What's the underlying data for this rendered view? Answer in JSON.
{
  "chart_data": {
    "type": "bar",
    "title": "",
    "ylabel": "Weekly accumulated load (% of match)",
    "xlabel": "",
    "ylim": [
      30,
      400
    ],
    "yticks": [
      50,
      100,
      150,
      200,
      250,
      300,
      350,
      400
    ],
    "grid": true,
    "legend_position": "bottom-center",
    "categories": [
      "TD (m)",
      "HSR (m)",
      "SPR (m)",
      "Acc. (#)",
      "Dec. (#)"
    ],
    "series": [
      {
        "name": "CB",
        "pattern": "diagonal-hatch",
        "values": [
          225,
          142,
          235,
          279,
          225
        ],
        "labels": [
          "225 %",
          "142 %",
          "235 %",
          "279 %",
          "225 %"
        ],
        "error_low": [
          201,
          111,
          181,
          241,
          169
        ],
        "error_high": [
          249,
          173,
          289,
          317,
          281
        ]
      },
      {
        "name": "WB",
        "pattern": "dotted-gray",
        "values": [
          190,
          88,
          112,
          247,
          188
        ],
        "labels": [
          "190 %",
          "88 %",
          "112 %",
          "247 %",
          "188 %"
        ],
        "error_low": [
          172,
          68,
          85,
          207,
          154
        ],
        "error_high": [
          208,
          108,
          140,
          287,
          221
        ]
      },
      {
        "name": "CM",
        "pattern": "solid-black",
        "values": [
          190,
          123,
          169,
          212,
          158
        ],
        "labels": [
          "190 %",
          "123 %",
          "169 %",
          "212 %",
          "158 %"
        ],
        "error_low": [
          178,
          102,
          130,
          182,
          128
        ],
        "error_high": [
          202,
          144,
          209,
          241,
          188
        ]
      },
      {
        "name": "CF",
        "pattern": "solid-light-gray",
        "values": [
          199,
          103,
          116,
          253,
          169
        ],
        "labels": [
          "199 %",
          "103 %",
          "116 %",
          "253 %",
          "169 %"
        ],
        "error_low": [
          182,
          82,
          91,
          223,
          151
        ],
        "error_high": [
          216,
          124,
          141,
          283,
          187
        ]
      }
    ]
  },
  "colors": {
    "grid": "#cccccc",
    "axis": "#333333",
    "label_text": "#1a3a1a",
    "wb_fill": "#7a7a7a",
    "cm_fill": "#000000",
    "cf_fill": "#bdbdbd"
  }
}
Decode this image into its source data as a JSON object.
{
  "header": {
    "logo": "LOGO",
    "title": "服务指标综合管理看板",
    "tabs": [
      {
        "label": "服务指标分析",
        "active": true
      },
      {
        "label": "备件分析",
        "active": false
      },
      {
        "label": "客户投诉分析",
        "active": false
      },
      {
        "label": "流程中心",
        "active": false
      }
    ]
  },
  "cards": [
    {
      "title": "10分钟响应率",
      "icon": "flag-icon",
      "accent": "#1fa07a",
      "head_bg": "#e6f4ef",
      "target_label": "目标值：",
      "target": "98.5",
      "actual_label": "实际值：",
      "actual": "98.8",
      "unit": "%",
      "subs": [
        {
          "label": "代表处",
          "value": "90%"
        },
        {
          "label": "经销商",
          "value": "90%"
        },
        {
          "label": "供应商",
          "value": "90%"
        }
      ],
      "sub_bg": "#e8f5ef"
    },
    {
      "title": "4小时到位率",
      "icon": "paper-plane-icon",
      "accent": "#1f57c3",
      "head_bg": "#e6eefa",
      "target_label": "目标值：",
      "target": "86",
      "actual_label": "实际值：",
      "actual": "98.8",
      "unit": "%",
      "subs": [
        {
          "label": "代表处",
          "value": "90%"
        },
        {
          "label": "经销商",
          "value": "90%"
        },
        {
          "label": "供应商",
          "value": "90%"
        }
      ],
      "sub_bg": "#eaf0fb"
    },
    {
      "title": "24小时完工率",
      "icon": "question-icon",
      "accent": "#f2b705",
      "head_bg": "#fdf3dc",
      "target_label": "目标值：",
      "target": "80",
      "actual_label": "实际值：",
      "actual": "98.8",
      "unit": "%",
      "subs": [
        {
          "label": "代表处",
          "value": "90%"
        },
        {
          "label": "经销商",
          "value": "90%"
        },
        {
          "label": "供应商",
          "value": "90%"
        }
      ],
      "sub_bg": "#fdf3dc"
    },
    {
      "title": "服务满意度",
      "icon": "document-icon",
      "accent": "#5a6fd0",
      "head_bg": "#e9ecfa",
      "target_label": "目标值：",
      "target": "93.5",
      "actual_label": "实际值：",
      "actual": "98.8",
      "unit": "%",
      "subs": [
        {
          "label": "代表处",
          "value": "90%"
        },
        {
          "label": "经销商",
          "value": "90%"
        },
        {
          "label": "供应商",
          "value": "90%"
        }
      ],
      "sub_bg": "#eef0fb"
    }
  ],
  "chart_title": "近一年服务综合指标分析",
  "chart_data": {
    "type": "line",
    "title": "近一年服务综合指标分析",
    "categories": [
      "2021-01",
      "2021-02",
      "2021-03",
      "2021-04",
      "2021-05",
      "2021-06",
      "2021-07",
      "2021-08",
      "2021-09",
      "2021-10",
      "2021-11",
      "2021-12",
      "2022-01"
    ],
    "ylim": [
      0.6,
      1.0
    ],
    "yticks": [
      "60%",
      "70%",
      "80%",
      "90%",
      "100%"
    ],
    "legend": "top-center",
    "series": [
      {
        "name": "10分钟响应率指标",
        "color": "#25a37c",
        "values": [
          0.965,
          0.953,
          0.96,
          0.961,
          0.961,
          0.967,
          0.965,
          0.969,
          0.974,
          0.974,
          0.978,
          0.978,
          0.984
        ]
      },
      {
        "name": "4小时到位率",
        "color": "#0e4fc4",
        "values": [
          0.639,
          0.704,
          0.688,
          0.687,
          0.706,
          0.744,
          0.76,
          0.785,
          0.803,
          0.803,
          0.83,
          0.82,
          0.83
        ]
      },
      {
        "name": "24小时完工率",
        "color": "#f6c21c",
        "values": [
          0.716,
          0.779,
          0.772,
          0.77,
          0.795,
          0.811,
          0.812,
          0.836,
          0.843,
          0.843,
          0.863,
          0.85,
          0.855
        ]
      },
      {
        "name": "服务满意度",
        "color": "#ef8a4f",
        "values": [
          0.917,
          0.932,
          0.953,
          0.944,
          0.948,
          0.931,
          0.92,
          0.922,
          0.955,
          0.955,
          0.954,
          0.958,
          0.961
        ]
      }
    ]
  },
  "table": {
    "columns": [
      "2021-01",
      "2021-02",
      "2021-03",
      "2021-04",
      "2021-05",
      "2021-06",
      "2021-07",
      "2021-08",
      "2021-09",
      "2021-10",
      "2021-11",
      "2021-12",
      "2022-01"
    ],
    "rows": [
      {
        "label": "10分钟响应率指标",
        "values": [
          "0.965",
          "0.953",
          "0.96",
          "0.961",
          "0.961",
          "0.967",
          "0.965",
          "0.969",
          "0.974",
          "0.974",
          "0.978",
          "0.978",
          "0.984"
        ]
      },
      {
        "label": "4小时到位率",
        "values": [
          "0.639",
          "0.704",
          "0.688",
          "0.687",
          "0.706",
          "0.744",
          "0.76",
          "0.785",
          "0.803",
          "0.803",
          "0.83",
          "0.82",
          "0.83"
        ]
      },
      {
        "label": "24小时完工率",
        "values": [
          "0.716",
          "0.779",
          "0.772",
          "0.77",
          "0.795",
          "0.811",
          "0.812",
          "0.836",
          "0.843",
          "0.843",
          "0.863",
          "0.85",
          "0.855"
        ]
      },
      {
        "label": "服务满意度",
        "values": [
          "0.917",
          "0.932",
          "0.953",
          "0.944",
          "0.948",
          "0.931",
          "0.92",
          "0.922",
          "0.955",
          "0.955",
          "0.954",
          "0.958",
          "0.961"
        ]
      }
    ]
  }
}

::::

Task brief:
Make an exact copy of the data above.

Exercise answer:
What's the underlying data for this rendered view? Answer in JSON.
{
  "chart_data": {
    "type": "bar",
    "title": "",
    "ylabel": "Weekly accumulated load (% of match)",
    "xlabel": "",
    "ylim": [
      30,
      400
    ],
    "yticks": [
      50,
      100,
      150,
      200,
      250,
      300,
      350,
      400
    ],
    "grid": true,
    "legend_position": "bottom-center",
    "categories": [
      "TD (m)",
      "HSR (m)",
      "SPR (m)",
      "Acc. (#)",
      "Dec. (#)"
    ],
    "series": [
      {
        "name": "CB",
        "pattern": "diagonal-hatch",
        "values": [
          225,
          142,
          235,
          279,
          225
        ],
        "labels": [
          "225 %",
          "142 %",
          "235 %",
          "279 %",
          "225 %"
        ],
        "error_low": [
          201,
          111,
          181,
          241,
          169
        ],
        "error_high": [
          249,
          173,
          289,
          317,
          281
        ]
      },
      {
        "name": "WB",
        "pattern": "dotted-gray",
        "values": [
          190,
          88,
          112,
          247,
          188
        ],
        "labels": [
          "190 %",
          "88 %",
          "112 %",
          "247 %",
          "188 %"
        ],
        "error_low": [
          172,
          68,
          85,
          207,
          154
        ],
        "error_high": [
          208,
          108,
          140,
          287,
          221
        ]
      },
      {
        "name": "CM",
        "pattern": "solid-black",
        "values": [
          190,
          123,
          169,
          212,
          158
        ],
        "labels": [
          "190 %",
          "123 %",
          "169 %",
          "212 %",
          "158 %"
        ],
        "error_low": [
          178,
          102,
          130,
          182,
          128
        ],
        "error_high": [
          202,
          144,
          209,
          241,
          188
        ]
      },
      {
        "name": "CF",
        "pattern": "solid-light-gray",
        "values": [
          199,
          103,
          116,
          253,
          169
        ],
        "labels": [
          "199 %",
          "103 %",
          "116 %",
          "253 %",
          "169 %"
        ],
        "error_low": [
          182,
          82,
          91,
          223,
          151
        ],
        "error_high": [
          216,
          124,
          141,
          283,
          187
        ]
      }
    ]
  },
  "colors": {
    "grid": "#cccccc",
    "axis": "#333333",
    "label_text": "#1a3a1a",
    "wb_fill": "#7a7a7a",
    "cm_fill": "#000000",
    "cf_fill": "#bdbdbd"
  }
}
Decode this image into its source data as a JSON object.
{
  "header": {
    "logo": "LOGO",
    "title": "服务指标综合管理看板",
    "tabs": [
      {
        "label": "服务指标分析",
        "active": true
      },
      {
        "label": "备件分析",
        "active": false
      },
      {
        "label": "客户投诉分析",
        "active": false
      },
      {
        "label": "流程中心",
        "active": false
      }
    ]
  },
  "cards": [
    {
      "title": "10分钟响应率",
      "icon": "flag-icon",
      "accent": "#1fa07a",
      "head_bg": "#e6f4ef",
      "target_label": "目标值：",
      "target": "98.5",
      "actual_label": "实际值：",
      "actual": "98.8",
      "unit": "%",
      "subs": [
        {
          "label": "代表处",
          "value": "90%"
        },
        {
          "label": "经销商",
          "value": "90%"
        },
        {
          "label": "供应商",
          "value": "90%"
        }
      ],
      "sub_bg": "#e8f5ef"
    },
    {
      "title": "4小时到位率",
      "icon": "paper-plane-icon",
      "accent": "#1f57c3",
      "head_bg": "#e6eefa",
      "target_label": "目标值：",
      "target": "86",
      "actual_label": "实际值：",
      "actual": "98.8",
      "unit": "%",
      "subs": [
        {
          "label": "代表处",
          "value": "90%"
        },
        {
          "label": "经销商",
          "value": "90%"
        },
        {
          "label": "供应商",
          "value": "90%"
        }
      ],
      "sub_bg": "#eaf0fb"
    },
    {
      "title": "24小时完工率",
      "icon": "question-icon",
      "accent": "#f2b705",
      "head_bg": "#fdf3dc",
      "target_label": "目标值：",
      "target": "80",
      "actual_label": "实际值：",
      "actual": "98.8",
      "unit": "%",
      "subs": [
        {
          "label": "代表处",
          "value": "90%"
        },
        {
          "label": "经销商",
          "value": "90%"
        },
        {
          "label": "供应商",
          "value": "90%"
        }
      ],
      "sub_bg": "#fdf3dc"
    },
    {
      "title": "服务满意度",
      "icon": "document-icon",
      "accent": "#5a6fd0",
      "head_bg": "#e9ecfa",
      "target_label": "目标值：",
      "target": "93.5",
      "actual_label": "实际值：",
      "actual": "98.8",
      "unit": "%",
      "subs": [
        {
          "label": "代表处",
          "value": "90%"
        },
        {
          "label": "经销商",
          "value": "90%"
        },
        {
          "label": "供应商",
          "value": "90%"
        }
      ],
      "sub_bg": "#eef0fb"
    }
  ],
  "chart_title": "近一年服务综合指标分析",
  "chart_data": {
    "type": "line",
    "title": "近一年服务综合指标分析",
    "categories": [
      "2021-01",
      "2021-02",
      "2021-03",
      "2021-04",
      "2021-05",
      "2021-06",
      "2021-07",
      "2021-08",
      "2021-09",
      "2021-10",
      "2021-11",
      "2021-12",
      "2022-01"
    ],
    "ylim": [
      0.6,
      1.0
    ],
    "yticks": [
      "60%",
      "70%",
      "80%",
      "90%",
      "100%"
    ],
    "legend": "top-center",
    "series": [
      {
        "name": "10分钟响应率指标",
        "color": "#25a37c",
        "values": [
          0.965,
          0.953,
          0.96,
          0.961,
          0.961,
          0.967,
          0.965,
          0.969,
          0.974,
          0.974,
          0.978,
          0.978,
          0.984
        ]
      },
      {
        "name": "4小时到位率",
        "color": "#0e4fc4",
        "values": [
          0.639,
          0.704,
          0.688,
          0.687,
          0.706,
          0.744,
          0.76,
          0.785,
          0.803,
          0.803,
          0.83,
          0.82,
          0.83
        ]
      },
      {
        "name": "24小时完工率",
        "color": "#f6c21c",
        "values": [
          0.716,
          0.779,
          0.772,
          0.77,
          0.795,
          0.811,
          0.812,
          0.836,
          0.843,
          0.843,
          0.863,
          0.85,
          0.855
        ]
      },
      {
        "name": "服务满意度",
        "color": "#ef8a4f",
        "values": [
          0.917,
          0.932,
          0.953,
          0.944,
          0.948,
          0.931,
          0.92,
          0.922,
          0.955,
          0.955,
          0.954,
          0.958,
          0.961
        ]
      }
    ]
  },
  "table": {
    "columns": [
      "2021-01",
      "2021-02",
      "2021-03",
      "2021-04",
      "2021-05",
      "2021-06",
      "2021-07",
      "2021-08",
      "2021-09",
      "2021-10",
      "2021-11",
      "2021-12",
      "2022-01"
    ],
    "rows": [
      {
        "label": "10分钟响应率指标",
        "values": [
          "0.965",
          "0.953",
          "0.96",
          "0.961",
          "0.961",
          "0.967",
          "0.965",
          "0.969",
          "0.974",
          "0.974",
          "0.978",
          "0.978",
          "0.984"
        ]
      },
      {
        "label": "4小时到位率",
        "values": [
          "0.639",
          "0.704",
          "0.688",
          "0.687",
          "0.706",
          "0.744",
          "0.76",
          "0.785",
          "0.803",
          "0.803",
          "0.83",
          "0.82",
          "0.83"
        ]
      },
      {
        "label": "24小时完工率",
        "values": [
          "0.716",
          "0.779",
          "0.772",
          "0.77",
          "0.795",
          "0.811",
          "0.812",
          "0.836",
          "0.843",
          "0.843",
          "0.863",
          "0.85",
          "0.855"
        ]
      },
      {
        "label": "服务满意度",
        "values": [
          "0.917",
          "0.932",
          "0.953",
          "0.944",
          "0.948",
          "0.931",
          "0.92",
          "0.922",
          "0.955",
          "0.955",
          "0.954",
          "0.958",
          "0.961"
        ]
      }
    ]
  }
}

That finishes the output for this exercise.